TO DO
Print the data that follows exactly.

** START OF THE RECORDS **

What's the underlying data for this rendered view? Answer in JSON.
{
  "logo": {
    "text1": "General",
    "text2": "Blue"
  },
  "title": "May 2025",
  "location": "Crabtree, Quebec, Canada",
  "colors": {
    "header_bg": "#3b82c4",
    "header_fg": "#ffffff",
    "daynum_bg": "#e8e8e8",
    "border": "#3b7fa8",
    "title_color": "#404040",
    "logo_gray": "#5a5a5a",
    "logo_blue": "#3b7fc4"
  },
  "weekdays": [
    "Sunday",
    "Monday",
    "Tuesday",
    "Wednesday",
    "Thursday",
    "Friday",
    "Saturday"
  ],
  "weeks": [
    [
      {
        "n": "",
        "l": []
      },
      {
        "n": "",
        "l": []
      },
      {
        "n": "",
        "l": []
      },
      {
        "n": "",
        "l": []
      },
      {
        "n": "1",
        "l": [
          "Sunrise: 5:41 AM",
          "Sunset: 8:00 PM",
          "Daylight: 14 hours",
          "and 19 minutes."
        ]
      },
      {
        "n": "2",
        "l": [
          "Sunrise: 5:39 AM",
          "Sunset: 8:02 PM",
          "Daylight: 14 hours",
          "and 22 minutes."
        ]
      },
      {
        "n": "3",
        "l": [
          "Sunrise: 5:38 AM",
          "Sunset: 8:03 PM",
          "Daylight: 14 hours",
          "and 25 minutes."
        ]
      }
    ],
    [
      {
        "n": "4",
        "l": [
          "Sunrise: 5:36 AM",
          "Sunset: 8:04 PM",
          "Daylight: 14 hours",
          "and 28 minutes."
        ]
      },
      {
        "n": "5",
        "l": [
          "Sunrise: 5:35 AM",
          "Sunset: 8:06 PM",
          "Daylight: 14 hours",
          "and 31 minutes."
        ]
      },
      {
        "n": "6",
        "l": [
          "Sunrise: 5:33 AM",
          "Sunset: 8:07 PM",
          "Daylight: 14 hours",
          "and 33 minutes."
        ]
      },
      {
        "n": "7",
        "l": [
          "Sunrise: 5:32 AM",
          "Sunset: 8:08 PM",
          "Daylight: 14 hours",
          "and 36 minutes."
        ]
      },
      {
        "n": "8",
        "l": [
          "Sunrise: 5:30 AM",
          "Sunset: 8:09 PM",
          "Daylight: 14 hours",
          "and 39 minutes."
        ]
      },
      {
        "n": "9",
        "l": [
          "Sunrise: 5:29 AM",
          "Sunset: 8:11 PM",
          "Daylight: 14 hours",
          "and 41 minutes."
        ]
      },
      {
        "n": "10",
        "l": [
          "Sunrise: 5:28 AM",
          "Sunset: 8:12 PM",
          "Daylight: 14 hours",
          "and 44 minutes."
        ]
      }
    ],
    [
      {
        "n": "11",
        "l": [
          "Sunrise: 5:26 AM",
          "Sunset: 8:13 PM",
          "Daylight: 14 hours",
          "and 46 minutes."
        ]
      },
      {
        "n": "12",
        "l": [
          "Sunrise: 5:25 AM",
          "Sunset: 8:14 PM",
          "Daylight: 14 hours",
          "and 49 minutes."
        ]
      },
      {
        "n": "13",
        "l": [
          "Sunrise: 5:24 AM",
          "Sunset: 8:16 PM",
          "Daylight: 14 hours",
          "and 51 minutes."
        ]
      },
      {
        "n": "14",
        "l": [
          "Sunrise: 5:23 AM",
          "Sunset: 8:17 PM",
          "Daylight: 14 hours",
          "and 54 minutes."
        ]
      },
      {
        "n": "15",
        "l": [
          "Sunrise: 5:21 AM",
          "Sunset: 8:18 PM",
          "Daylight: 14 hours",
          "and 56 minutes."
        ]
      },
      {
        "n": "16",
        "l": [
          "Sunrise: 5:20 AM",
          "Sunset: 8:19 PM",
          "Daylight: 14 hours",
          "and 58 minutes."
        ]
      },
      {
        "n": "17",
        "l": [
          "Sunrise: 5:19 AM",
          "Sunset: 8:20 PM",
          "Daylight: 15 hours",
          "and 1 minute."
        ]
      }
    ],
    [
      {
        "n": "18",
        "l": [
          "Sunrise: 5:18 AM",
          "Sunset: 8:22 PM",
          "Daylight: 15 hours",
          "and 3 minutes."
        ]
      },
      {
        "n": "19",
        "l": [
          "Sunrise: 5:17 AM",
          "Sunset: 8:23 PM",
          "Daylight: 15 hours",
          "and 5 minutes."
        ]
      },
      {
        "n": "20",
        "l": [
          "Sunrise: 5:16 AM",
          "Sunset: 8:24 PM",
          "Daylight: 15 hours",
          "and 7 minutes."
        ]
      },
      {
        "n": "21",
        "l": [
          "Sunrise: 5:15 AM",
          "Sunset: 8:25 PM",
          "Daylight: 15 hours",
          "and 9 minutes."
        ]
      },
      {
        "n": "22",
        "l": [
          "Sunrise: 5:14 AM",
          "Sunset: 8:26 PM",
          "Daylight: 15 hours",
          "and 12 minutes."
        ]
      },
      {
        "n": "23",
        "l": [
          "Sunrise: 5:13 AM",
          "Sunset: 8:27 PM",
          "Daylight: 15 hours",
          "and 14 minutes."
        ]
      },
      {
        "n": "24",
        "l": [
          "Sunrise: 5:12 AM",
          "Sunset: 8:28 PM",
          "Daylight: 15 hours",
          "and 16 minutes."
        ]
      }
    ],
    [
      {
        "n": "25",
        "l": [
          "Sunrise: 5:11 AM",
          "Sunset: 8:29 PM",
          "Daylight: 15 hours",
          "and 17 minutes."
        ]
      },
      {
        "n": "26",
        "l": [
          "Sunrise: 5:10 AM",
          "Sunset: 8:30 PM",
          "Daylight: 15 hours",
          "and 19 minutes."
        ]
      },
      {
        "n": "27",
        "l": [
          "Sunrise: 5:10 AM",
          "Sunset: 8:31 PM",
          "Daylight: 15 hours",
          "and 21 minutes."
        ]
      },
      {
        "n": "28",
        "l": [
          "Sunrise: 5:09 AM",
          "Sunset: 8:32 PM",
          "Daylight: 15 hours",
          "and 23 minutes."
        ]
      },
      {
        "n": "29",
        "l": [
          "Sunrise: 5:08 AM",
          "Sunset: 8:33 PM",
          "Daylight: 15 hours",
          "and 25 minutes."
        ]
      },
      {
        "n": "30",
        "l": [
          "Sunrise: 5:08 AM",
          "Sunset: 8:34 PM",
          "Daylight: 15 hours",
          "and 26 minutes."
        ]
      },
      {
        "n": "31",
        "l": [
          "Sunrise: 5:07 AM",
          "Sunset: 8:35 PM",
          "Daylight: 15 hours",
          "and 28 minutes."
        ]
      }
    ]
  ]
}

** END OF THE RECORDS **

ANSWER FOR THIS EXERCISE
What's the underlying data for this rendered view? Answer in JSON.
{
  "logo": {
    "text1": "General",
    "text2": "Blue"
  },
  "title": "May 2025",
  "location": "Crabtree, Quebec, Canada",
  "colors": {
    "header_bg": "#3b82c4",
    "header_fg": "#ffffff",
    "daynum_bg": "#e8e8e8",
    "border": "#3b7fa8",
    "title_color": "#404040",
    "logo_gray": "#5a5a5a",
    "logo_blue": "#3b7fc4"
  },
  "weekdays": [
    "Sunday",
    "Monday",
    "Tuesday",
    "Wednesday",
    "Thursday",
    "Friday",
    "Saturday"
  ],
  "weeks": [
    [
      {
        "n": "",
        "l": []
      },
      {
        "n": "",
        "l": []
      },
      {
        "n": "",
        "l": []
      },
      {
        "n": "",
        "l": []
      },
      {
        "n": "1",
        "l": [
          "Sunrise: 5:41 AM",
          "Sunset: 8:00 PM",
          "Daylight: 14 hours",
          "and 19 minutes."
        ]
      },
      {
        "n": "2",
        "l": [
          "Sunrise: 5:39 AM",
          "Sunset: 8:02 PM",
          "Daylight: 14 hours",
          "and 22 minutes."
        ]
      },
      {
        "n": "3",
        "l": [
          "Sunrise: 5:38 AM",
          "Sunset: 8:03 PM",
          "Daylight: 14 hours",
          "and 25 minutes."
        ]
      }
    ],
    [
      {
        "n": "4",
        "l": [
          "Sunrise: 5:36 AM",
          "Sunset: 8:04 PM",
          "Daylight: 14 hours",
          "and 28 minutes."
        ]
      },
      {
        "n": "5",
        "l": [
          "Sunrise: 5:35 AM",
          "Sunset: 8:06 PM",
          "Daylight: 14 hours",
          "and 31 minutes."
        ]
      },
      {
        "n": "6",
        "l": [
          "Sunrise: 5:33 AM",
          "Sunset: 8:07 PM",
          "Daylight: 14 hours",
          "and 33 minutes."
        ]
      },
      {
        "n": "7",
        "l": [
          "Sunrise: 5:32 AM",
          "Sunset: 8:08 PM",
          "Daylight: 14 hours",
          "and 36 minutes."
        ]
      },
      {
        "n": "8",
        "l": [
          "Sunrise: 5:30 AM",
          "Sunset: 8:09 PM",
          "Daylight: 14 hours",
          "and 39 minutes."
        ]
      },
      {
        "n": "9",
        "l": [
          "Sunrise: 5:29 AM",
          "Sunset: 8:11 PM",
          "Daylight: 14 hours",
          "and 41 minutes."
        ]
      },
      {
        "n": "10",
        "l": [
          "Sunrise: 5:28 AM",
          "Sunset: 8:12 PM",
          "Daylight: 14 hours",
          "and 44 minutes."
        ]
      }
    ],
    [
      {
        "n": "11",
        "l": [
          "Sunrise: 5:26 AM",
          "Sunset: 8:13 PM",
          "Daylight: 14 hours",
          "and 46 minutes."
        ]
      },
      {
        "n": "12",
        "l": [
          "Sunrise: 5:25 AM",
          "Sunset: 8:14 PM",
          "Daylight: 14 hours",
          "and 49 minutes."
        ]
      },
      {
        "n": "13",
        "l": [
          "Sunrise: 5:24 AM",
          "Sunset: 8:16 PM",
          "Daylight: 14 hours",
          "and 51 minutes."
        ]
      },
      {
        "n": "14",
        "l": [
          "Sunrise: 5:23 AM",
          "Sunset: 8:17 PM",
          "Daylight: 14 hours",
          "and 54 minutes."
        ]
      },
      {
        "n": "15",
        "l": [
          "Sunrise: 5:21 AM",
          "Sunset: 8:18 PM",
          "Daylight: 14 hours",
          "and 56 minutes."
        ]
      },
      {
        "n": "16",
        "l": [
          "Sunrise: 5:20 AM",
          "Sunset: 8:19 PM",
          "Daylight: 14 hours",
          "and 58 minutes."
        ]
      },
      {
        "n": "17",
        "l": [
          "Sunrise: 5:19 AM",
          "Sunset: 8:20 PM",
          "Daylight: 15 hours",
          "and 1 minute."
        ]
      }
    ],
    [
      {
        "n": "18",
        "l": [
          "Sunrise: 5:18 AM",
          "Sunset: 8:22 PM",
          "Daylight: 15 hours",
          "and 3 minutes."
        ]
      },
      {
        "n": "19",
        "l": [
          "Sunrise: 5:17 AM",
          "Sunset: 8:23 PM",
          "Daylight: 15 hours",
          "and 5 minutes."
        ]
      },
      {
        "n": "20",
        "l": [
          "Sunrise: 5:16 AM",
          "Sunset: 8:24 PM",
          "Daylight: 15 hours",
          "and 7 minutes."
        ]
      },
      {
        "n": "21",
        "l": [
          "Sunrise: 5:15 AM",
          "Sunset: 8:25 PM",
          "Daylight: 15 hours",
          "and 9 minutes."
        ]
      },
      {
        "n": "22",
        "l": [
          "Sunrise: 5:14 AM",
          "Sunset: 8:26 PM",
          "Daylight: 15 hours",
          "and 12 minutes."
        ]
      },
      {
        "n": "23",
        "l": [
          "Sunrise: 5:13 AM",
          "Sunset: 8:27 PM",
          "Daylight: 15 hours",
          "and 14 minutes."
        ]
      },
      {
        "n": "24",
        "l": [
          "Sunrise: 5:12 AM",
          "Sunset: 8:28 PM",
          "Daylight: 15 hours",
          "and 16 minutes."
        ]
      }
    ],
    [
      {
        "n": "25",
        "l": [
          "Sunrise: 5:11 AM",
          "Sunset: 8:29 PM",
          "Daylight: 15 hours",
          "and 17 minutes."
        ]
      },
      {
        "n": "26",
        "l": [
          "Sunrise: 5:10 AM",
          "Sunset: 8:30 PM",
          "Daylight: 15 hours",
          "and 19 minutes."
        ]
      },
      {
        "n": "27",
        "l": [
          "Sunrise: 5:10 AM",
          "Sunset: 8:31 PM",
          "Daylight: 15 hours",
          "and 21 minutes."
        ]
      },
      {
        "n": "28",
        "l": [
          "Sunrise: 5:09 AM",
          "Sunset: 8:32 PM",
          "Daylight: 15 hours",
          "and 23 minutes."
        ]
      },
      {
        "n": "29",
        "l": [
          "Sunrise: 5:08 AM",
          "Sunset: 8:33 PM",
          "Daylight: 15 hours",
          "and 25 minutes."
        ]
      },
      {
        "n": "30",
        "l": [
          "Sunrise: 5:08 AM",
          "Sunset: 8:34 PM",
          "Daylight: 15 hours",
          "and 26 minutes."
        ]
      },
      {
        "n": "31",
        "l": [
          "Sunrise: 5:07 AM",
          "Sunset: 8:35 PM",
          "Daylight: 15 hours",
          "and 28 minutes."
        ]
      }
    ]
  ]
}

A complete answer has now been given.